§ **STATED TASK**
Count the lines in the data below where the string "JSON" occurs, please, and give the number alone.

┌─ WORKING DATA

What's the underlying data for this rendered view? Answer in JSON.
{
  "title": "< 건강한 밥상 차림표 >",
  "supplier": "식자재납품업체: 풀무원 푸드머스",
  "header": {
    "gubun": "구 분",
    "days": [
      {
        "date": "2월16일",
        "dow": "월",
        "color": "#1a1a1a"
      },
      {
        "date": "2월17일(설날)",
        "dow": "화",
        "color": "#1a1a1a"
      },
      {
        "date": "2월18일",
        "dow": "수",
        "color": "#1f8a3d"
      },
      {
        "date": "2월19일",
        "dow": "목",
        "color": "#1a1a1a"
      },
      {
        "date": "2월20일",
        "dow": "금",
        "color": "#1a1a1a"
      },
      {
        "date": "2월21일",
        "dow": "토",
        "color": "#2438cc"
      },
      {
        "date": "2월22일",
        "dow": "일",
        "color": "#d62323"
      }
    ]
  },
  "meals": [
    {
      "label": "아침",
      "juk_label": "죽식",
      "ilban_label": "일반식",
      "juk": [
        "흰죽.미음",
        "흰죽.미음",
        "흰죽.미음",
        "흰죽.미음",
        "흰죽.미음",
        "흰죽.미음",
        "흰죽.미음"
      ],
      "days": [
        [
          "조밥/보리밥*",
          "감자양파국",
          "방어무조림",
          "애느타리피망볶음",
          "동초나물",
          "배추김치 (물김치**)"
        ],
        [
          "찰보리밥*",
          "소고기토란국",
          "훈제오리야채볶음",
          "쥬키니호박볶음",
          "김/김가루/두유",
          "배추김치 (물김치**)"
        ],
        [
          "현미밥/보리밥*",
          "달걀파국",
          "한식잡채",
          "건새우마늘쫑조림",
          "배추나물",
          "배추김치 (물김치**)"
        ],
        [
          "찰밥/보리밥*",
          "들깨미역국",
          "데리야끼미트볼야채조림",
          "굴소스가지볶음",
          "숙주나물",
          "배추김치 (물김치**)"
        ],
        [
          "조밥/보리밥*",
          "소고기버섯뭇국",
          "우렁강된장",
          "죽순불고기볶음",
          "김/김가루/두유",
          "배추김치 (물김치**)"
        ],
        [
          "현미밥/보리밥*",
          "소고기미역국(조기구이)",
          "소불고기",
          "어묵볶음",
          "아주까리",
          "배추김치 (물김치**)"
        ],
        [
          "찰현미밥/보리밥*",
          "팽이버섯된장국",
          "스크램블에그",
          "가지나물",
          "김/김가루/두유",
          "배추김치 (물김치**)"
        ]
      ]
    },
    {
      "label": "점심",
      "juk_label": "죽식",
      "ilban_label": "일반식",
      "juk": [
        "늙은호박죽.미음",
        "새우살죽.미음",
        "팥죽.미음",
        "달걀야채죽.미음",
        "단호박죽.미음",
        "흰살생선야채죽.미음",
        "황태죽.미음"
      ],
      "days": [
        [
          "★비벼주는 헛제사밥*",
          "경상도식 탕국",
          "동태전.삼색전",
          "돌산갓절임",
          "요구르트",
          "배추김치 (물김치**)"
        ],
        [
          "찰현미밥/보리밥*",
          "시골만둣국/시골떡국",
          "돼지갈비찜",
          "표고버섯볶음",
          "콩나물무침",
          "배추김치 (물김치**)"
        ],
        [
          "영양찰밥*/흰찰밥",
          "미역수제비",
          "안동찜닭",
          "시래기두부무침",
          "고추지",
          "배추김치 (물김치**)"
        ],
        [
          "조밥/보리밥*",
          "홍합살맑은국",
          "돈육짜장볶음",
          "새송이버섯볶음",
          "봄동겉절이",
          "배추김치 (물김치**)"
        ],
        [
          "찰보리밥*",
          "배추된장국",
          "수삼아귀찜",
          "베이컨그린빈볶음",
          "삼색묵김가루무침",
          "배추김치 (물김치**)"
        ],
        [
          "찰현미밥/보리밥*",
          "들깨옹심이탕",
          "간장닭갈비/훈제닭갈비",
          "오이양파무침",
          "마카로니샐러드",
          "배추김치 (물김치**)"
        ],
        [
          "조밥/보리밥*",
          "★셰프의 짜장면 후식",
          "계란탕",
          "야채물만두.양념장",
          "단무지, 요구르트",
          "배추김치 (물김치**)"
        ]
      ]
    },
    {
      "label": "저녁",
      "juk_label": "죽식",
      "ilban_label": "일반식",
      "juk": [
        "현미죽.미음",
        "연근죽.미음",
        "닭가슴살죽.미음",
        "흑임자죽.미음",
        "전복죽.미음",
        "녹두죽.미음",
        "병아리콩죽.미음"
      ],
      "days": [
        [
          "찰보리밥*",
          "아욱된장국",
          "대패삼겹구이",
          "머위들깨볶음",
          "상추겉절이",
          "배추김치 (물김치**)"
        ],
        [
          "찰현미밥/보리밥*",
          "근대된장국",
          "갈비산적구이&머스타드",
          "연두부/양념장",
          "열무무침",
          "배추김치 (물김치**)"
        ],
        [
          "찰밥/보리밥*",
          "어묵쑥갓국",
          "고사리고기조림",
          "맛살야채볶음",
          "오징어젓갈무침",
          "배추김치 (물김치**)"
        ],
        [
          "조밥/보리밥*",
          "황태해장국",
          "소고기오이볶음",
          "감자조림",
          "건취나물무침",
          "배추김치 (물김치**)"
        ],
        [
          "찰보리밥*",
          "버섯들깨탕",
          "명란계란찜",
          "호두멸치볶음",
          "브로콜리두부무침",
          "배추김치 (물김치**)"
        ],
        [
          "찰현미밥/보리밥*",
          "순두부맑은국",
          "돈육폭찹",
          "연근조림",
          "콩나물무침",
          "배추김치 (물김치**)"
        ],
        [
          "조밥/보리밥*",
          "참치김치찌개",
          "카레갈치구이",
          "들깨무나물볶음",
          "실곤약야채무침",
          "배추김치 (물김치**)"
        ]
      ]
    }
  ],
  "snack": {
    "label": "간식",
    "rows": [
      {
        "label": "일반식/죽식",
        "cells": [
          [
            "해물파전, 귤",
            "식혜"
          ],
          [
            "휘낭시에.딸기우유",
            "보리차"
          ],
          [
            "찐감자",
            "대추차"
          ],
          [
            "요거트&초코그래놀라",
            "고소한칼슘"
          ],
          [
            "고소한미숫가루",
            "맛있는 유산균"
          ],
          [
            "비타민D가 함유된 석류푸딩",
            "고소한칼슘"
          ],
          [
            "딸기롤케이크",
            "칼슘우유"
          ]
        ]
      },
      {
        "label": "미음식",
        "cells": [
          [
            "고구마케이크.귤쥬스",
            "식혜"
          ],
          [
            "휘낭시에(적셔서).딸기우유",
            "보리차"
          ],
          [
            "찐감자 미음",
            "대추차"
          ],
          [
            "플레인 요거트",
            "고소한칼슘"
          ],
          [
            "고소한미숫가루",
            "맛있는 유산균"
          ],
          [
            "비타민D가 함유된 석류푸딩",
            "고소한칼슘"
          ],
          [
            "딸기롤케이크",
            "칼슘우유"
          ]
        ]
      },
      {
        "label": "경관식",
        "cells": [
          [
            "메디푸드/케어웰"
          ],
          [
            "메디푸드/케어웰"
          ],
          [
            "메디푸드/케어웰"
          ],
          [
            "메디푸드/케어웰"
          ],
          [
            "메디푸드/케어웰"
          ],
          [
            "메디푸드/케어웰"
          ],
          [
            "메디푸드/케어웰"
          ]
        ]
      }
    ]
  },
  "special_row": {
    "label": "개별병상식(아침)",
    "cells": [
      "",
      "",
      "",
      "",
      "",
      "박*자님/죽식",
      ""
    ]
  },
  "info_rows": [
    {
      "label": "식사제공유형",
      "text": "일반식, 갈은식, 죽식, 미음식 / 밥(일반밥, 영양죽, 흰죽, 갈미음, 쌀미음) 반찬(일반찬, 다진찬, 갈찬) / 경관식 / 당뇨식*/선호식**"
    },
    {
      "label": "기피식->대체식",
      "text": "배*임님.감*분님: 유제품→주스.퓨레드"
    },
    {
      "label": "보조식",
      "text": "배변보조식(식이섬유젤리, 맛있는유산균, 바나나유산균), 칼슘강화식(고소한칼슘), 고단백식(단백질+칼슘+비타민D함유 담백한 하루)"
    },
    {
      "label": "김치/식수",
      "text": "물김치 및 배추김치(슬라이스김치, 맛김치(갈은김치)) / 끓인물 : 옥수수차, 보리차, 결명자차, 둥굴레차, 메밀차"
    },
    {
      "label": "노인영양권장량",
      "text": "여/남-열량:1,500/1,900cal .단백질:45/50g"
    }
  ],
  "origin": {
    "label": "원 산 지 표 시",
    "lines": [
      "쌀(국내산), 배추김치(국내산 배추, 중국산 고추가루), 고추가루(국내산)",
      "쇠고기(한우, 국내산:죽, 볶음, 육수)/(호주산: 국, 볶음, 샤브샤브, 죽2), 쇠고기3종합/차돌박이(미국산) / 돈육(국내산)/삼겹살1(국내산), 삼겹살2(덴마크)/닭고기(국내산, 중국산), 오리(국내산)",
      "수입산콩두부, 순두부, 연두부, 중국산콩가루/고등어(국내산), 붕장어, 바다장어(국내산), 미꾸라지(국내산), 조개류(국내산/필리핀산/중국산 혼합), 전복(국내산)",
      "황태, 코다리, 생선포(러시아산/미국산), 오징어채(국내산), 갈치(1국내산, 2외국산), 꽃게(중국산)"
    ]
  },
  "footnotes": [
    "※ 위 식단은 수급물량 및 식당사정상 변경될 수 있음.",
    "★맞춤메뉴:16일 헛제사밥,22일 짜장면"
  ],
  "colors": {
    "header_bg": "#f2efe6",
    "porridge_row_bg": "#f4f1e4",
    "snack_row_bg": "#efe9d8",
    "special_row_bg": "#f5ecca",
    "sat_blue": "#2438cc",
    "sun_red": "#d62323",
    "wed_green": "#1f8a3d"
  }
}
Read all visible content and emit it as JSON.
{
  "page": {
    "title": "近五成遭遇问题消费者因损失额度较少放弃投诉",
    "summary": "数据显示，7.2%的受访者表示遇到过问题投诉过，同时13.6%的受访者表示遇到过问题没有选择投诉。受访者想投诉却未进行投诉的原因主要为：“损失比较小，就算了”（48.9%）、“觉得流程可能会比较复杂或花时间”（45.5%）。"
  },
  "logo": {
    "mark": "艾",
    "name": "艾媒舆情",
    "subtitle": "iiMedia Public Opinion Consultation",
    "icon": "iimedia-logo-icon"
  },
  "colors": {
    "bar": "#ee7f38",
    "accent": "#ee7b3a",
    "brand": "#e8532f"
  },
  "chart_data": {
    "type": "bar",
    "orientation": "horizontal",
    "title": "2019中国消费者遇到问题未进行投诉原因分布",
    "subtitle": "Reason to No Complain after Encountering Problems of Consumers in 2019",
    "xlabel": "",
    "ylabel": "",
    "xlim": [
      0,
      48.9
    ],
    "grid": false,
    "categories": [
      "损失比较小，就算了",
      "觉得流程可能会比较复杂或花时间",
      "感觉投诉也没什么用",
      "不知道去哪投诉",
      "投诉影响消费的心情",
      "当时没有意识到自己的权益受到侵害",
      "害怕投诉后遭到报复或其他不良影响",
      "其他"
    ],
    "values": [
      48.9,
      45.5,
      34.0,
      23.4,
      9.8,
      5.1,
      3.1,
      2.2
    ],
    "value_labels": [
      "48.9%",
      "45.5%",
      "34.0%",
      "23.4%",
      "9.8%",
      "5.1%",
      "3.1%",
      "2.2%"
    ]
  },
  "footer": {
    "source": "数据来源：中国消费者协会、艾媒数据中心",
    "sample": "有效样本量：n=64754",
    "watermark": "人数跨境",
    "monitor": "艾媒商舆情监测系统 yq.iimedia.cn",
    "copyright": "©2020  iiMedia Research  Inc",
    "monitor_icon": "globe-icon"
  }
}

└─

§ **THE COMPLETED TASK**
2